**Record excerpts**
● ● ● ● ● ● ●

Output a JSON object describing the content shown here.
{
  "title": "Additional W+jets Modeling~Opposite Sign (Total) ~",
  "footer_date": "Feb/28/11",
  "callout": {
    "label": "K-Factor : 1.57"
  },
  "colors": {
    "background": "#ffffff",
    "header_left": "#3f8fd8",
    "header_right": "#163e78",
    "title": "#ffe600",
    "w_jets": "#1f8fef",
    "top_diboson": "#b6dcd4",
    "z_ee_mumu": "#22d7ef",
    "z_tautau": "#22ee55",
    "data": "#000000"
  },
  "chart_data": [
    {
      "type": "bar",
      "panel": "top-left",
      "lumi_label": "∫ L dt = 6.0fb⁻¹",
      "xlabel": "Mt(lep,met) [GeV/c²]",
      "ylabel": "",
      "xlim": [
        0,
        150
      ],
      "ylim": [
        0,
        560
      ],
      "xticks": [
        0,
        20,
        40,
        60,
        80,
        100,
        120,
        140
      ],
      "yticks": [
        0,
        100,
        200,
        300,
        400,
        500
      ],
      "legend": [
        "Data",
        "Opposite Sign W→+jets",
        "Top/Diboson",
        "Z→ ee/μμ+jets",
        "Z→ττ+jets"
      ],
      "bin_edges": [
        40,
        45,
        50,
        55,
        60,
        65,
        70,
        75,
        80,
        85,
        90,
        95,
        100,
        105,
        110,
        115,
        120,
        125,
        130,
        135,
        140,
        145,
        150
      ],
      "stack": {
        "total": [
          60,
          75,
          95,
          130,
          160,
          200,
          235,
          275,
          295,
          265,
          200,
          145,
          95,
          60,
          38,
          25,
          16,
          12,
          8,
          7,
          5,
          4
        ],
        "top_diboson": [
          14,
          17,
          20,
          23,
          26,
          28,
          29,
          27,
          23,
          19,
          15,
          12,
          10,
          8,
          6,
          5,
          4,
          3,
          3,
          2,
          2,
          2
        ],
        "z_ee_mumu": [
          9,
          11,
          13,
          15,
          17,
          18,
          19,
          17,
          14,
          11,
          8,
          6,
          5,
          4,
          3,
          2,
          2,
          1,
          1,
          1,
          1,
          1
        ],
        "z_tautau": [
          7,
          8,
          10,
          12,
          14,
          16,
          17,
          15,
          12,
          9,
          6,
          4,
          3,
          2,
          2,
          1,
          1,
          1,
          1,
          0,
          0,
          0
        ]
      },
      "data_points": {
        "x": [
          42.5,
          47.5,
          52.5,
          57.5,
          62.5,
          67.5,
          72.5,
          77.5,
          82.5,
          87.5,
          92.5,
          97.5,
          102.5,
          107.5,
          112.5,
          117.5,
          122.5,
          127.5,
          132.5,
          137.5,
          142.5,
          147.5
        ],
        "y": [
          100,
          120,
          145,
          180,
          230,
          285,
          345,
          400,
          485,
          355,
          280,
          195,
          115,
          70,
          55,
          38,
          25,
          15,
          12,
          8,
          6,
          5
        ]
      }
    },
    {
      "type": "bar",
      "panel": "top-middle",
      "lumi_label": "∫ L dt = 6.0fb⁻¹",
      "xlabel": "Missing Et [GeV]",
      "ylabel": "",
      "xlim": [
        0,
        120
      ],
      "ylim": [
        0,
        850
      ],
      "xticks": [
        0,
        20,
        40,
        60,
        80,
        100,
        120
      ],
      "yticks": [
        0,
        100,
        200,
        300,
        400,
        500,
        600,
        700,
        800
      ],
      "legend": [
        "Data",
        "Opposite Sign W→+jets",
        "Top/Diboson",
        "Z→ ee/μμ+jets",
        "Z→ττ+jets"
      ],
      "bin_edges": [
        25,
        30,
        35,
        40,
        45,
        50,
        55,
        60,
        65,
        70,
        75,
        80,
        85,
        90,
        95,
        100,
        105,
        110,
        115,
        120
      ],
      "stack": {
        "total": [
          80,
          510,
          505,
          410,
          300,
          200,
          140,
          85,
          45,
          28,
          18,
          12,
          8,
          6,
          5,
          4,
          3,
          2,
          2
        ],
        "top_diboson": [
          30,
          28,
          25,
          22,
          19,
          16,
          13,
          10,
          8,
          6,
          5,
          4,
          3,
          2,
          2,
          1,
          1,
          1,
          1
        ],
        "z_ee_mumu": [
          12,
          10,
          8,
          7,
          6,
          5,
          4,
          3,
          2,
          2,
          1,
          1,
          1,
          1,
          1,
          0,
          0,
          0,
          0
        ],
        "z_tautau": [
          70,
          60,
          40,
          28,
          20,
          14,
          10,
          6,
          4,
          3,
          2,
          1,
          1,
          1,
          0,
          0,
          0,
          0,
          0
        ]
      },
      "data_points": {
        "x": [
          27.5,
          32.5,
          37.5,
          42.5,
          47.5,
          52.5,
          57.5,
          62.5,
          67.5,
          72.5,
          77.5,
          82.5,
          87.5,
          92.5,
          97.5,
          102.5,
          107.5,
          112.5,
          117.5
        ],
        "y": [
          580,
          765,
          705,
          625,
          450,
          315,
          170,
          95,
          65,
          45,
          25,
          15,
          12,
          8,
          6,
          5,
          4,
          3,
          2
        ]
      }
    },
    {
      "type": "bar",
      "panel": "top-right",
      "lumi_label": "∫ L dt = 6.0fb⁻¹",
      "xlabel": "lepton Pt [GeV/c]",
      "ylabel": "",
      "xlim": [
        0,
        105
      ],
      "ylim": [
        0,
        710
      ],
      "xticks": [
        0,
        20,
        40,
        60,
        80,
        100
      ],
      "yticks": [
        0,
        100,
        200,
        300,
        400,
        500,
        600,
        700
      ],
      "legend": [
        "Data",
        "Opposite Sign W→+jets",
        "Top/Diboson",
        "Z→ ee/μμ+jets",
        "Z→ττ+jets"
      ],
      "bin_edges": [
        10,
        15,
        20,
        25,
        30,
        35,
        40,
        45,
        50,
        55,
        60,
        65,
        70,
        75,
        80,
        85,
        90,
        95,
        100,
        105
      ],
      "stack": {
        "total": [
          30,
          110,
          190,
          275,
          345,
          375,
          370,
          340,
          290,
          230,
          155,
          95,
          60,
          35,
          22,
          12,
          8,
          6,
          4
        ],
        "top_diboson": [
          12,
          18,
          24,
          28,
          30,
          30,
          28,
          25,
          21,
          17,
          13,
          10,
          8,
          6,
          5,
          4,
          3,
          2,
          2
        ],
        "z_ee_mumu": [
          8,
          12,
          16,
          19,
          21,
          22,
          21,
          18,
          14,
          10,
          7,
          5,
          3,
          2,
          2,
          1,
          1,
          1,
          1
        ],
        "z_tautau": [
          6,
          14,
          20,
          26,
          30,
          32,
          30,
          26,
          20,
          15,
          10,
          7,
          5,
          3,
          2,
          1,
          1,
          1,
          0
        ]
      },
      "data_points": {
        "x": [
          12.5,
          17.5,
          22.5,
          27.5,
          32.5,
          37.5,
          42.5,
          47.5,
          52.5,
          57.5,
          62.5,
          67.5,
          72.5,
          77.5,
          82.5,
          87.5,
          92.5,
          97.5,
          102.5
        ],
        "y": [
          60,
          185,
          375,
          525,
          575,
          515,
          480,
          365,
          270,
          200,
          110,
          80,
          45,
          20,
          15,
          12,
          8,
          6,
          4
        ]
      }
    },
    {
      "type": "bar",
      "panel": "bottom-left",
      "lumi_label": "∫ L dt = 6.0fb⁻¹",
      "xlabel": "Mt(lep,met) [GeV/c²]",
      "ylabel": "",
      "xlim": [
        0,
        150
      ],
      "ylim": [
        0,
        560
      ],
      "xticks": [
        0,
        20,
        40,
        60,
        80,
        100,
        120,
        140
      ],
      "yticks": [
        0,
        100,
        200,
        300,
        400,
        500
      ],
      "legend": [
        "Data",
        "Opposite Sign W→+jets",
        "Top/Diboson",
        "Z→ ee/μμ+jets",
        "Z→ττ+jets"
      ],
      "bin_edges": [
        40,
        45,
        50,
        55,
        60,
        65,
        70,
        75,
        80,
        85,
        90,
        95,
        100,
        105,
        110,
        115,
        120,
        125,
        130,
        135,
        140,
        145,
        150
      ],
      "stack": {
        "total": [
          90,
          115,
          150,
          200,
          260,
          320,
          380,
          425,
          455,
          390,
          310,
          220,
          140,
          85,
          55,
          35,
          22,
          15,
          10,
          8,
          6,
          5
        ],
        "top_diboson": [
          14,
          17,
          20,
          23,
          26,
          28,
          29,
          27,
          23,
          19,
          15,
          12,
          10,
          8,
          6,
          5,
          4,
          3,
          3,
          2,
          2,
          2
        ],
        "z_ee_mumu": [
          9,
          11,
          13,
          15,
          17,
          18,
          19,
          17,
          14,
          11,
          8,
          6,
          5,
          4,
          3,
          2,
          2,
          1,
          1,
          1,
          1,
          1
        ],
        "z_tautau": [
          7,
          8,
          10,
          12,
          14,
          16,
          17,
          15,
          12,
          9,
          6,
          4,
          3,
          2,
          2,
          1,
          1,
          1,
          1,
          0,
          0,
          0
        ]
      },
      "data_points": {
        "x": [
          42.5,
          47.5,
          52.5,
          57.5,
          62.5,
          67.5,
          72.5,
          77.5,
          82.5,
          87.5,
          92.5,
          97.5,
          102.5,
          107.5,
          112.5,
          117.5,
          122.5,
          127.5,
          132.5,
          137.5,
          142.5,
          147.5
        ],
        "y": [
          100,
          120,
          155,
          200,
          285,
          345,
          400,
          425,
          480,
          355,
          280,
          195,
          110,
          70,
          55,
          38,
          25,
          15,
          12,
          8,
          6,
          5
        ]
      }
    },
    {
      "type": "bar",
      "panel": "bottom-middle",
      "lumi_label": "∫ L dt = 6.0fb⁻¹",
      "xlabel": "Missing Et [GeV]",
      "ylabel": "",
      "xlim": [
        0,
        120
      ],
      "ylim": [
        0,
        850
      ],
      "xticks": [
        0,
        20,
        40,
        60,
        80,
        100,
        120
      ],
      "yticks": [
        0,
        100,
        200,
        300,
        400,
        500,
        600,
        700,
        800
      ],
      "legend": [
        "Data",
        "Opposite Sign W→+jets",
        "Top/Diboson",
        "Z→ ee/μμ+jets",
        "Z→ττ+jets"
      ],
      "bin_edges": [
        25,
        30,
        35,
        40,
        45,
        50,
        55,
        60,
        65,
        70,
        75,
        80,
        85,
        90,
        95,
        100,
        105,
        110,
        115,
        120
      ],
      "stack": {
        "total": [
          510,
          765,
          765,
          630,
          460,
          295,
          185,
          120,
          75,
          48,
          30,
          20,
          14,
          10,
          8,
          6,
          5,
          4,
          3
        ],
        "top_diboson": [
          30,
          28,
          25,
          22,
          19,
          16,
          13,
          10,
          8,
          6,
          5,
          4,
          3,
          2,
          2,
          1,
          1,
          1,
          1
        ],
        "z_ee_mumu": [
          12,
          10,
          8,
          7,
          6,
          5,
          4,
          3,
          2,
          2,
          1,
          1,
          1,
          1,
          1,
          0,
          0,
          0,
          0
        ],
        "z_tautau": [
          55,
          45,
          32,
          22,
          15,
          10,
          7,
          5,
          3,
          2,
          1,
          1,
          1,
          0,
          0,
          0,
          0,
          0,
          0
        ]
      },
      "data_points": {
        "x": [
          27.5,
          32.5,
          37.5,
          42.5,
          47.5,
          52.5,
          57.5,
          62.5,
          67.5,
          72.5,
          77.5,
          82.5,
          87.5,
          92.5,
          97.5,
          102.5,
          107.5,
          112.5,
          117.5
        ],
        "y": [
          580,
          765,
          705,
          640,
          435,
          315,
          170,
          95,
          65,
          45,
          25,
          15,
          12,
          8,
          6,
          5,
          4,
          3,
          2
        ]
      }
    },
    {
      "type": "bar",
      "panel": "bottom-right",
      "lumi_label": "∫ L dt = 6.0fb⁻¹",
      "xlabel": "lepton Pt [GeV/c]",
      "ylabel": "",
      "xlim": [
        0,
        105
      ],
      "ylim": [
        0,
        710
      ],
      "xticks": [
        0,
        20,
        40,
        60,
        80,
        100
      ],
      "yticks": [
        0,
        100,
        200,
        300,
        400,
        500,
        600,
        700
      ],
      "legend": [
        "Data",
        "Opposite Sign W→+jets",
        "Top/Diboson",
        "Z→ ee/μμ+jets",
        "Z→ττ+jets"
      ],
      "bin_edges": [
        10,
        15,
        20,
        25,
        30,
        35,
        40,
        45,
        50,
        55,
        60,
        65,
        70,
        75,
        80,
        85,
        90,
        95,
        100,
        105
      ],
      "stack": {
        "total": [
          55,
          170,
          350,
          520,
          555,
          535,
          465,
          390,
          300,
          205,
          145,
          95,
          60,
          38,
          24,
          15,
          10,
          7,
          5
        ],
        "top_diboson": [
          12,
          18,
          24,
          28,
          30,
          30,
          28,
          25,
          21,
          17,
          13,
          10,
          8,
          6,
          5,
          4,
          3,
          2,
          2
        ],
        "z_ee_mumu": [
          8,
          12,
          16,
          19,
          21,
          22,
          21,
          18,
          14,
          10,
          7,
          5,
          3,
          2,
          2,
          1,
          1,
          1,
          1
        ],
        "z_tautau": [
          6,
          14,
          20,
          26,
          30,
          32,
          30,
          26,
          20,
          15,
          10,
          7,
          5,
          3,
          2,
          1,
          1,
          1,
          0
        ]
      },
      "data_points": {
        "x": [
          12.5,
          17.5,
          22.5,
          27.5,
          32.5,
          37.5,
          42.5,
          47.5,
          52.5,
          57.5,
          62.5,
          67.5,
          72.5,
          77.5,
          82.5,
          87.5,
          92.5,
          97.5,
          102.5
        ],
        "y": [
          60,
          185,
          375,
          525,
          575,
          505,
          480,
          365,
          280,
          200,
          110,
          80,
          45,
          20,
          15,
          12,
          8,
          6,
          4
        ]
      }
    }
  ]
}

● ● ● ● ● ● ●

**Exercise aim**
Out of the records, collect only those lines that contain the string "panel".

**Output of the task**
      "panel": "top-left",
      "panel": "top-middle",
      "panel": "top-right",
      "panel": "bottom-left",
      "panel": "bottom-middle",
      "panel": "bottom-right",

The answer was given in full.